Record list>
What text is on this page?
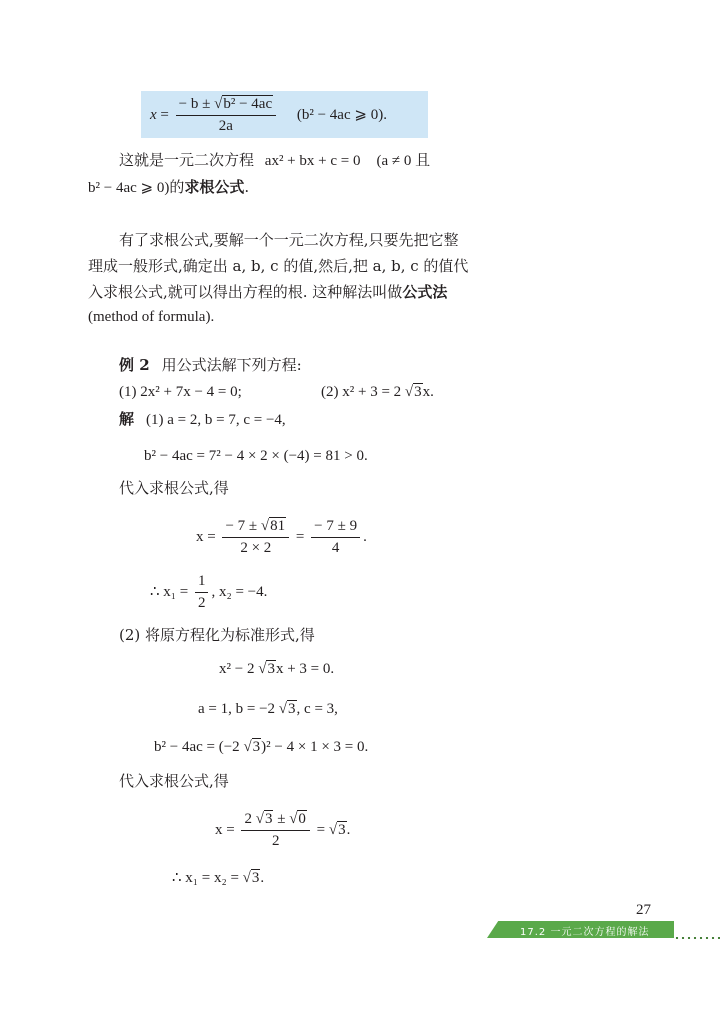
$x = \frac{\text{− b ± √b² − 4ac}}{2a} (b^2 - 4ac$ ⩾ 0).
这就是一元二次方程 ax² + bx + c = 0 (a ≠ 0 且
b² − 4ac ⩾ 0)的求根公式.
有了求根公式,要解一个一元二次方程,只要先把它整
理成一般形式,确定出 a, b, c 的值,然后,把 a, b, c 的值代
入求根公式,就可以得出方程的根. 这种解法叫做公式法
(method of formula).
例 2 用公式法解下列方程:
(1) 2x² + 7x − 4 = 0;	(2) x² + 3 = 2 √3x.
解 (1) a = 2, b = 7, c = −4,
b² − 4ac = 7² − 4 × 2 × (−4) = 81 > 0.
代入求根公式,得
$x = \frac{- 7 \pm √81}{2 \times 2} = \frac{- 7 \pm 9}{4}$ .
∴ $x_1 = \frac{1}{2}$ , x₂ = −4.
(2) 将原方程化为标准形式,得
x² − 2 √3x + 3 = 0.
a = 1, b = −2 √3, c = 3,
b² − 4ac = (−2 √3)² − 4 × 1 × 3 = 0.
代入求根公式,得
$x = \frac{2 √3 \pm √0}{2} = √3$.
∴ x₁ = x₂ = √3.
27
17.2 一元二次方程的解法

The request>
Without including any pictures, print each record exactly.

Reply>
What text is on this page?
$x = \frac{\text{− b ± √b² − 4ac}}{2a} (b^2 - 4ac$ ⩾ 0).
这就是一元二次方程 ax² + bx + c = 0 (a ≠ 0 且
b² − 4ac ⩾ 0)的求根公式.
有了求根公式,要解一个一元二次方程,只要先把它整
理成一般形式,确定出 a, b, c 的值,然后,把 a, b, c 的值代
入求根公式,就可以得出方程的根. 这种解法叫做公式法
(method of formula).
例 2 用公式法解下列方程:
(1) 2x² + 7x − 4 = 0;	(2) x² + 3 = 2 √3x.
解 (1) a = 2, b = 7, c = −4,
b² − 4ac = 7² − 4 × 2 × (−4) = 81 > 0.
代入求根公式,得
$x = \frac{- 7 \pm √81}{2 \times 2} = \frac{- 7 \pm 9}{4}$ .
∴ $x_1 = \frac{1}{2}$ , x₂ = −4.
(2) 将原方程化为标准形式,得
x² − 2 √3x + 3 = 0.
a = 1, b = −2 √3, c = 3,
b² − 4ac = (−2 √3)² − 4 × 1 × 3 = 0.
代入求根公式,得
$x = \frac{2 √3 \pm √0}{2} = √3$.
∴ x₁ = x₂ = √3.
27
17.2 一元二次方程的解法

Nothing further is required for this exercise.